→ DATA TO PROCESS
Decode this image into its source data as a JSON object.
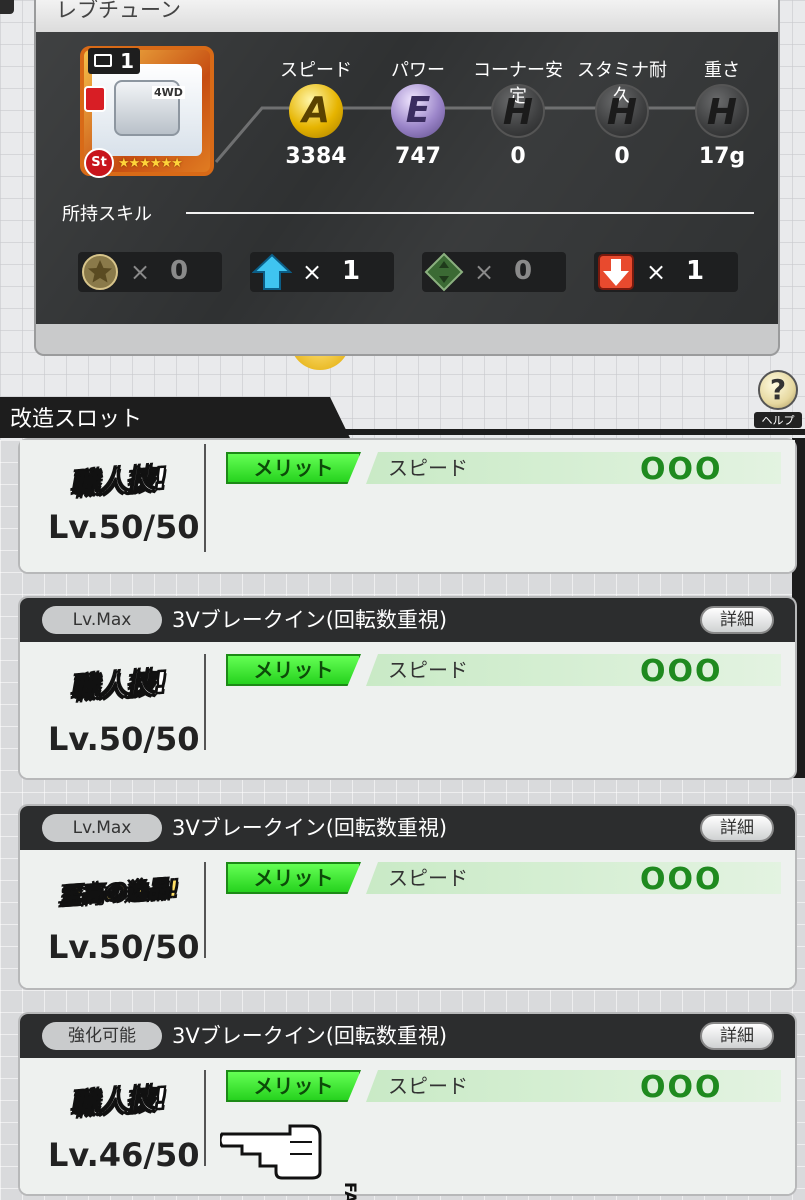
{
  "panel": {
    "title": "レブチューン"
  },
  "part": {
    "count": "1",
    "rank": "St",
    "stars": "★★★★★★",
    "motor_label": "4WD"
  },
  "stats": [
    {
      "label": "スピード",
      "grade": "A",
      "value": "3384"
    },
    {
      "label": "パワー",
      "grade": "E",
      "value": "747"
    },
    {
      "label": "コーナー安定",
      "grade": "H",
      "value": "0"
    },
    {
      "label": "スタミナ耐久",
      "grade": "H",
      "value": "0"
    },
    {
      "label": "重さ",
      "grade": "H",
      "value": "17g"
    }
  ],
  "skills": {
    "heading": "所持スキル",
    "items": [
      {
        "icon": "star-icon",
        "x": "×",
        "n": "0"
      },
      {
        "icon": "arrow-up-icon",
        "x": "×",
        "n": "1"
      },
      {
        "icon": "diamond-arrows-icon",
        "x": "×",
        "n": "0"
      },
      {
        "icon": "arrow-down-icon",
        "x": "×",
        "n": "1"
      }
    ]
  },
  "slot_header": "改造スロット",
  "help": {
    "label": "ヘルプ",
    "icon": "?"
  },
  "slots": [
    {
      "tag": "",
      "name": "",
      "detail": "",
      "badge": "職人技!",
      "level": "Lv.50/50",
      "merit": "メリット",
      "stat": "スピード",
      "rating": "OOO"
    },
    {
      "tag": "Lv.Max",
      "name": "3Vブレークイン(回転数重視)",
      "detail": "詳細",
      "badge": "職人技!",
      "level": "Lv.50/50",
      "merit": "メリット",
      "stat": "スピード",
      "rating": "OOO"
    },
    {
      "tag": "Lv.Max",
      "name": "3Vブレークイン(回転数重視)",
      "detail": "詳細",
      "badge": "至高の逸品!",
      "level": "Lv.50/50",
      "merit": "メリット",
      "stat": "スピード",
      "rating": "OOO"
    },
    {
      "tag": "強化可能",
      "name": "3Vブレークイン(回転数重視)",
      "detail": "詳細",
      "badge": "職人技!",
      "level": "Lv.46/50",
      "merit": "メリット",
      "stat": "スピード",
      "rating": "OOO"
    }
  ],
  "watermark": "FAN"
}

→ EXERCISE INSTRUCTIONS
Transcribe the material exactly, leaving every picture out.

→ EXERCISE OUTPUT
Decode this image into its source data as a JSON object.
{
  "panel": {
    "title": "レブチューン"
  },
  "part": {
    "count": "1",
    "rank": "St",
    "stars": "★★★★★★",
    "motor_label": "4WD"
  },
  "stats": [
    {
      "label": "スピード",
      "grade": "A",
      "value": "3384"
    },
    {
      "label": "パワー",
      "grade": "E",
      "value": "747"
    },
    {
      "label": "コーナー安定",
      "grade": "H",
      "value": "0"
    },
    {
      "label": "スタミナ耐久",
      "grade": "H",
      "value": "0"
    },
    {
      "label": "重さ",
      "grade": "H",
      "value": "17g"
    }
  ],
  "skills": {
    "heading": "所持スキル",
    "items": [
      {
        "icon": "star-icon",
        "x": "×",
        "n": "0"
      },
      {
        "icon": "arrow-up-icon",
        "x": "×",
        "n": "1"
      },
      {
        "icon": "diamond-arrows-icon",
        "x": "×",
        "n": "0"
      },
      {
        "icon": "arrow-down-icon",
        "x": "×",
        "n": "1"
      }
    ]
  },
  "slot_header": "改造スロット",
  "help": {
    "label": "ヘルプ",
    "icon": "?"
  },
  "slots": [
    {
      "tag": "",
      "name": "",
      "detail": "",
      "badge": "職人技!",
      "level": "Lv.50/50",
      "merit": "メリット",
      "stat": "スピード",
      "rating": "OOO"
    },
    {
      "tag": "Lv.Max",
      "name": "3Vブレークイン(回転数重視)",
      "detail": "詳細",
      "badge": "職人技!",
      "level": "Lv.50/50",
      "merit": "メリット",
      "stat": "スピード",
      "rating": "OOO"
    },
    {
      "tag": "Lv.Max",
      "name": "3Vブレークイン(回転数重視)",
      "detail": "詳細",
      "badge": "至高の逸品!",
      "level": "Lv.50/50",
      "merit": "メリット",
      "stat": "スピード",
      "rating": "OOO"
    },
    {
      "tag": "強化可能",
      "name": "3Vブレークイン(回転数重視)",
      "detail": "詳細",
      "badge": "職人技!",
      "level": "Lv.46/50",
      "merit": "メリット",
      "stat": "スピード",
      "rating": "OOO"
    }
  ],
  "watermark": "FAN"
}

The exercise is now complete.